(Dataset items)
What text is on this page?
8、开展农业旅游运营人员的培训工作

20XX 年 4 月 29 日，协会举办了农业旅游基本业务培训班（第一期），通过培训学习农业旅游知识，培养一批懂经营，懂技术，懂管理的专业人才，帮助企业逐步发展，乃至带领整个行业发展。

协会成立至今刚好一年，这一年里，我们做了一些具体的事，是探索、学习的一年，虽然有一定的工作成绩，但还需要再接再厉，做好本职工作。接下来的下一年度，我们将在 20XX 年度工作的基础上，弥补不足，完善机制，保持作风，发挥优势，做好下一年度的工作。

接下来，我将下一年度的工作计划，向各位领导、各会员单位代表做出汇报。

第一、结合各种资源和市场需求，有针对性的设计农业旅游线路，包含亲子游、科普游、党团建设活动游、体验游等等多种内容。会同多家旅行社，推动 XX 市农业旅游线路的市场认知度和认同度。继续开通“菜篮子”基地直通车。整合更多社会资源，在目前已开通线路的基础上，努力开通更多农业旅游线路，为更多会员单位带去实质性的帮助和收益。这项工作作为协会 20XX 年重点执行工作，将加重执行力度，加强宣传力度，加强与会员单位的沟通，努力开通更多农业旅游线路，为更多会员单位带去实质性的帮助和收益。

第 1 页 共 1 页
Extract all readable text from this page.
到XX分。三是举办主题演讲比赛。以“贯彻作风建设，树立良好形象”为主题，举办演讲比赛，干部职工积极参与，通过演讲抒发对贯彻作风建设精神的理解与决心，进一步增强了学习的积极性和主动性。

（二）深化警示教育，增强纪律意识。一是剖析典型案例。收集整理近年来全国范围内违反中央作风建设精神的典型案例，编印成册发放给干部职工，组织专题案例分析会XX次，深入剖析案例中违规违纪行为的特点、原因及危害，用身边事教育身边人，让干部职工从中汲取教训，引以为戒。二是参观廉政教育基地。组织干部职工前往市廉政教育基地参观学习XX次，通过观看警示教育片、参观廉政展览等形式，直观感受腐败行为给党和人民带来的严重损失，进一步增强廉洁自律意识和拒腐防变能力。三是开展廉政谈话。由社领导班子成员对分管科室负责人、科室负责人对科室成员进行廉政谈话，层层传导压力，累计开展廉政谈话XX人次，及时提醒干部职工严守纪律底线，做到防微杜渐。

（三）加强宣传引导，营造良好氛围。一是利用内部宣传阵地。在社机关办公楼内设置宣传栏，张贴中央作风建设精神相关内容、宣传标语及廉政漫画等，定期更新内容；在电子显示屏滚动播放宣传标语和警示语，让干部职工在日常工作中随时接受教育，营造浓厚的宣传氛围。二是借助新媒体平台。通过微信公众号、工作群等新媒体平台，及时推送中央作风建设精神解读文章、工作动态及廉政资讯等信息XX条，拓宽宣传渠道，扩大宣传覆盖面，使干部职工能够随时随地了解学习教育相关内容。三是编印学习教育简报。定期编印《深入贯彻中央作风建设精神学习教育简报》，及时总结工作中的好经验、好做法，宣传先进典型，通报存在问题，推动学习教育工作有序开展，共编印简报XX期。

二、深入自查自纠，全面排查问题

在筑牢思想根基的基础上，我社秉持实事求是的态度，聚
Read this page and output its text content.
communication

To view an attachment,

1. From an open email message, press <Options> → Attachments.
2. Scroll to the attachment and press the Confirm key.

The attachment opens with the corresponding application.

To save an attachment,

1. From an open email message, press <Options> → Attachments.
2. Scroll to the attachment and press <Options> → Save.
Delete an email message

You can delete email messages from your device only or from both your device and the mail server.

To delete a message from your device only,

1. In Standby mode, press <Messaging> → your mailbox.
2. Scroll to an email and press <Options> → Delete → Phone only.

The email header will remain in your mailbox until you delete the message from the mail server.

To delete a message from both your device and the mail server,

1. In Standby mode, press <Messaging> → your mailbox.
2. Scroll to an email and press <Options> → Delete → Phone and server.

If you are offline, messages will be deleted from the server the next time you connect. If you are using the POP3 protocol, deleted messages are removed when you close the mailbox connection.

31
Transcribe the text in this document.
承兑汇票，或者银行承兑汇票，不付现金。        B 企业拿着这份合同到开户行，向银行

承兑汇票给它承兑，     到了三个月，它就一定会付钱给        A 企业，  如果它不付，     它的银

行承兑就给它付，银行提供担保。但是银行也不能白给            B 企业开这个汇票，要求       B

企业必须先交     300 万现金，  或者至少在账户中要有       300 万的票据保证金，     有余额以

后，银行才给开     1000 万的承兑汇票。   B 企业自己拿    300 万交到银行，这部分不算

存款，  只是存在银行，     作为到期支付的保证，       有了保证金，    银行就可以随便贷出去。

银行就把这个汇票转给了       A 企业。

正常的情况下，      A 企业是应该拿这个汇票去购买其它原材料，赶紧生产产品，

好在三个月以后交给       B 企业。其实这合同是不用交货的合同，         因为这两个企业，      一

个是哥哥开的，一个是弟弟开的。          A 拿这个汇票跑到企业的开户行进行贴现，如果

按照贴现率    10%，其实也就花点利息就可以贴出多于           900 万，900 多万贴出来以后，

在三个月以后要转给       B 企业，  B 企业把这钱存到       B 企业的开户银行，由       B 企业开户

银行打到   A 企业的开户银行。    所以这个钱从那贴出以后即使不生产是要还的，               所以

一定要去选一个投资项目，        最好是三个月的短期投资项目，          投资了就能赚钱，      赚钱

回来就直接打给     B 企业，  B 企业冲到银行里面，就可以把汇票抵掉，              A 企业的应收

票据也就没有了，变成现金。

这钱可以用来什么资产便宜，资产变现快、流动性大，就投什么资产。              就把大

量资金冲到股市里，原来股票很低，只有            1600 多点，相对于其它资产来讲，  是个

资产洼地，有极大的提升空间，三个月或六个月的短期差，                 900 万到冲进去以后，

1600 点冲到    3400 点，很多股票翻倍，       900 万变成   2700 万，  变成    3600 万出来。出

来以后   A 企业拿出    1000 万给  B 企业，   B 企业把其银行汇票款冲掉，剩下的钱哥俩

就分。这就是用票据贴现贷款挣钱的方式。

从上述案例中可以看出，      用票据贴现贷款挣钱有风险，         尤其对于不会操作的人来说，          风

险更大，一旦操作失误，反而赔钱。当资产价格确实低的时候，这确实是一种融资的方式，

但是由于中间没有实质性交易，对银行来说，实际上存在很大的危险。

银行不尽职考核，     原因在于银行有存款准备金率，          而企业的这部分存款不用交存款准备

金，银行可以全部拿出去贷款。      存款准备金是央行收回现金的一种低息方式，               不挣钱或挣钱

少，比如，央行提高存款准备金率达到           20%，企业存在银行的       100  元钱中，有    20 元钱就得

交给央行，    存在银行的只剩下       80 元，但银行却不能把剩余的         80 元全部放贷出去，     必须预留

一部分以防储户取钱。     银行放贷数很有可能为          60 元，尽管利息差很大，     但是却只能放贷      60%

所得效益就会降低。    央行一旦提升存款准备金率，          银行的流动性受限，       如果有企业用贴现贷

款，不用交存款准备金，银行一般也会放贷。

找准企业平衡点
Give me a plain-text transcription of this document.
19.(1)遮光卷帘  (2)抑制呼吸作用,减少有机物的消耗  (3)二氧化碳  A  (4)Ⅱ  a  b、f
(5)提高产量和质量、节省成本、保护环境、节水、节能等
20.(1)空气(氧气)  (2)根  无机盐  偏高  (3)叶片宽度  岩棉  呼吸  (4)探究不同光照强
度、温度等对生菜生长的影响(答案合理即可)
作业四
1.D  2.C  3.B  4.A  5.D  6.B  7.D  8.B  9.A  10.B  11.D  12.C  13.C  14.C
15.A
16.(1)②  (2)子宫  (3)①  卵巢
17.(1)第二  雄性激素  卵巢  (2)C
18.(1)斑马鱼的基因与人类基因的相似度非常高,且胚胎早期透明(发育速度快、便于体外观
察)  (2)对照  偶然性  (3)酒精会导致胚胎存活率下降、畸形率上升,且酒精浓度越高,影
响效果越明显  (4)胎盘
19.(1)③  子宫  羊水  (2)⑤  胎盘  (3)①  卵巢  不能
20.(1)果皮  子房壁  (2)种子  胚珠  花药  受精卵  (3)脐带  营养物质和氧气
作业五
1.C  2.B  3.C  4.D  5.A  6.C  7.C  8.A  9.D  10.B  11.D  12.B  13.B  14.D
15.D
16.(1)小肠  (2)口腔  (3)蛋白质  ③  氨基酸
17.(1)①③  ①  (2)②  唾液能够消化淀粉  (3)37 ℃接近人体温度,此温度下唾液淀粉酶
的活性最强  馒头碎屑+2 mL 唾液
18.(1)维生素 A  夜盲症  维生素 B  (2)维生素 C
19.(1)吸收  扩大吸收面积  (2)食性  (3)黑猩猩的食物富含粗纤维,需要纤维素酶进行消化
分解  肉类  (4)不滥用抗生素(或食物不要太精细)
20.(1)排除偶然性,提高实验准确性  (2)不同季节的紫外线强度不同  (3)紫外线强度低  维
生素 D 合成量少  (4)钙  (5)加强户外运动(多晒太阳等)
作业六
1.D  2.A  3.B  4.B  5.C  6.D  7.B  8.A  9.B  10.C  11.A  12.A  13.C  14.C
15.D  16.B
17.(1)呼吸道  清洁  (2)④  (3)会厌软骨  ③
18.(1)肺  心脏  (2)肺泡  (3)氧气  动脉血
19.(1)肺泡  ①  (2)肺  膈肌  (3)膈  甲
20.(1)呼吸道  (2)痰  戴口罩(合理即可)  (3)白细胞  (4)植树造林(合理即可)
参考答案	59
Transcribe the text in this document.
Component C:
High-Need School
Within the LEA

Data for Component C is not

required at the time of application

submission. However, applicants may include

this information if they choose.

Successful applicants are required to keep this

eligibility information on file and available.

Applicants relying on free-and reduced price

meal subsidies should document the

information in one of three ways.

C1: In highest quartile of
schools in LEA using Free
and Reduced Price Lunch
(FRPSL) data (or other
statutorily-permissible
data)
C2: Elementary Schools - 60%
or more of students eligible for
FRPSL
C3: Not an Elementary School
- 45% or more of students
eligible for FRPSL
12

- _The problem_
Filter the listing above by the word "will"; copy each line that passes.

- _Written answer_
The email header will remain in your mailbox until you delete the message from the mail server.
If you are offline, messages will be deleted from the server the next time you connect. If you are using the POP3 protocol, deleted messages are removed when you close the mailbox connection.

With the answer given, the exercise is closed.